[Records from a data source]
Start

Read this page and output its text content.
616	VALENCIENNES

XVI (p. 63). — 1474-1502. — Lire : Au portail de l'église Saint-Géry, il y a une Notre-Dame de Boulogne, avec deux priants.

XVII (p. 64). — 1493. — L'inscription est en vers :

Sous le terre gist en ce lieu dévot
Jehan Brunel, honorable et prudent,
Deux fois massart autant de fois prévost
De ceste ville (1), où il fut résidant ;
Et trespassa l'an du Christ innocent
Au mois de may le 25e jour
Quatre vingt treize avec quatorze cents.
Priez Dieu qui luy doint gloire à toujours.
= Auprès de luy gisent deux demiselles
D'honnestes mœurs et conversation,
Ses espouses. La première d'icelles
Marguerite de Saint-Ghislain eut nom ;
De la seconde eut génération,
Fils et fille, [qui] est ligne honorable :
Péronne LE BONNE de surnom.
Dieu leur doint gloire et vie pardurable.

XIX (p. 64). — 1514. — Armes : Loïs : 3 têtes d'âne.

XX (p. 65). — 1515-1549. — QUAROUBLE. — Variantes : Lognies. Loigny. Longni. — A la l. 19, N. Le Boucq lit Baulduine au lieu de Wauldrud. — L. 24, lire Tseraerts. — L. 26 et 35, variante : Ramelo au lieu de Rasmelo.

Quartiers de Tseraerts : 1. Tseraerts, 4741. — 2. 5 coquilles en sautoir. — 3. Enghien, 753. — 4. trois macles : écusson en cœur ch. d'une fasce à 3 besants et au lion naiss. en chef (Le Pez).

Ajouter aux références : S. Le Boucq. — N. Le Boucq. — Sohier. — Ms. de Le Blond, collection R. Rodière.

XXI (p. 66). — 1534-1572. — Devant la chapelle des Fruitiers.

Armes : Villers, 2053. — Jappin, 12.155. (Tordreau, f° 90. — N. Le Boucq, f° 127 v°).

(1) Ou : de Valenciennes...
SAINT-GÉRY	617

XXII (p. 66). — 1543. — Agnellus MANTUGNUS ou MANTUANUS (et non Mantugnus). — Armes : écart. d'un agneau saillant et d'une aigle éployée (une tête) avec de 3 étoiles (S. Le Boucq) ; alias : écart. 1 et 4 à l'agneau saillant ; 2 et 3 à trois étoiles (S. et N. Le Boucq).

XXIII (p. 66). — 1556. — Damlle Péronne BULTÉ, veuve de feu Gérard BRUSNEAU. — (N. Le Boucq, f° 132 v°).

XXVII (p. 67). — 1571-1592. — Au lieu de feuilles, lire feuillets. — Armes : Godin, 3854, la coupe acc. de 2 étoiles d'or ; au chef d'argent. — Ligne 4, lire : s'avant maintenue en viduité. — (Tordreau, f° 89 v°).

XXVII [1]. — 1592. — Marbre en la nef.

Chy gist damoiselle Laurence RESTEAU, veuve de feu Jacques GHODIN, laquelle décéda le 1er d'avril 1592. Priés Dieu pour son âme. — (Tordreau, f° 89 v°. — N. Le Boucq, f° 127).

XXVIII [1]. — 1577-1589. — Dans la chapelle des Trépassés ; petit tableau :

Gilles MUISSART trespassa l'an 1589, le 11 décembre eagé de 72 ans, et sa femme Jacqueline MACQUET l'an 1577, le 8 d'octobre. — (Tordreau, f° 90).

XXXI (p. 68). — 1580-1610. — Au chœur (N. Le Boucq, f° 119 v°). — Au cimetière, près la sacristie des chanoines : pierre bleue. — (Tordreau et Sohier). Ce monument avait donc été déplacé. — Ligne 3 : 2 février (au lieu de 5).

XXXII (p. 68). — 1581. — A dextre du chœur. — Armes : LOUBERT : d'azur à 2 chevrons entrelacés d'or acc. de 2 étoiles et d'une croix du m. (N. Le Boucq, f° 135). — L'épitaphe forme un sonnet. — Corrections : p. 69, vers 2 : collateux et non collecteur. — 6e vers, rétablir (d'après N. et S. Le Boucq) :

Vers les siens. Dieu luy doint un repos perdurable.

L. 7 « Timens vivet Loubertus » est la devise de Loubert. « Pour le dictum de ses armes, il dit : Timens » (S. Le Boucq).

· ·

End

Your instructions: Nothing in the data may differ; print all of it exactly as written.

Complete response:
Read this page and output its text content.
616	VALENCIENNES

XVI (p. 63). — 1474-1502. — Lire : Au portail de l'église Saint-Géry, il y a une Notre-Dame de Boulogne, avec deux priants.

XVII (p. 64). — 1493. — L'inscription est en vers :

Sous le terre gist en ce lieu dévot
Jehan Brunel, honorable et prudent,
Deux fois massart autant de fois prévost
De ceste ville (1), où il fut résidant ;
Et trespassa l'an du Christ innocent
Au mois de may le 25e jour
Quatre vingt treize avec quatorze cents.
Priez Dieu qui luy doint gloire à toujours.
= Auprès de luy gisent deux demiselles
D'honnestes mœurs et conversation,
Ses espouses. La première d'icelles
Marguerite de Saint-Ghislain eut nom ;
De la seconde eut génération,
Fils et fille, [qui] est ligne honorable :
Péronne LE BONNE de surnom.
Dieu leur doint gloire et vie pardurable.

XIX (p. 64). — 1514. — Armes : Loïs : 3 têtes d'âne.

XX (p. 65). — 1515-1549. — QUAROUBLE. — Variantes : Lognies. Loigny. Longni. — A la l. 19, N. Le Boucq lit Baulduine au lieu de Wauldrud. — L. 24, lire Tseraerts. — L. 26 et 35, variante : Ramelo au lieu de Rasmelo.

Quartiers de Tseraerts : 1. Tseraerts, 4741. — 2. 5 coquilles en sautoir. — 3. Enghien, 753. — 4. trois macles : écusson en cœur ch. d'une fasce à 3 besants et au lion naiss. en chef (Le Pez).

Ajouter aux références : S. Le Boucq. — N. Le Boucq. — Sohier. — Ms. de Le Blond, collection R. Rodière.

XXI (p. 66). — 1534-1572. — Devant la chapelle des Fruitiers.

Armes : Villers, 2053. — Jappin, 12.155. (Tordreau, f° 90. — N. Le Boucq, f° 127 v°).

(1) Ou : de Valenciennes...
SAINT-GÉRY	617

XXII (p. 66). — 1543. — Agnellus MANTUGNUS ou MANTUANUS (et non Mantugnus). — Armes : écart. d'un agneau saillant et d'une aigle éployée (une tête) avec de 3 étoiles (S. Le Boucq) ; alias : écart. 1 et 4 à l'agneau saillant ; 2 et 3 à trois étoiles (S. et N. Le Boucq).

XXIII (p. 66). — 1556. — Damlle Péronne BULTÉ, veuve de feu Gérard BRUSNEAU. — (N. Le Boucq, f° 132 v°).

XXVII (p. 67). — 1571-1592. — Au lieu de feuilles, lire feuillets. — Armes : Godin, 3854, la coupe acc. de 2 étoiles d'or ; au chef d'argent. — Ligne 4, lire : s'avant maintenue en viduité. — (Tordreau, f° 89 v°).

XXVII [1]. — 1592. — Marbre en la nef.

Chy gist damoiselle Laurence RESTEAU, veuve de feu Jacques GHODIN, laquelle décéda le 1er d'avril 1592. Priés Dieu pour son âme. — (Tordreau, f° 89 v°. — N. Le Boucq, f° 127).

XXVIII [1]. — 1577-1589. — Dans la chapelle des Trépassés ; petit tableau :

Gilles MUISSART trespassa l'an 1589, le 11 décembre eagé de 72 ans, et sa femme Jacqueline MACQUET l'an 1577, le 8 d'octobre. — (Tordreau, f° 90).

XXXI (p. 68). — 1580-1610. — Au chœur (N. Le Boucq, f° 119 v°). — Au cimetière, près la sacristie des chanoines : pierre bleue. — (Tordreau et Sohier). Ce monument avait donc été déplacé. — Ligne 3 : 2 février (au lieu de 5).

XXXII (p. 68). — 1581. — A dextre du chœur. — Armes : LOUBERT : d'azur à 2 chevrons entrelacés d'or acc. de 2 étoiles et d'une croix du m. (N. Le Boucq, f° 135). — L'épitaphe forme un sonnet. — Corrections : p. 69, vers 2 : collateux et non collecteur. — 6e vers, rétablir (d'après N. et S. Le Boucq) :

Vers les siens. Dieu luy doint un repos perdurable.

L. 7 « Timens vivet Loubertus » est la devise de Loubert. « Pour le dictum de ses armes, il dit : Timens » (S. Le Boucq).

· ·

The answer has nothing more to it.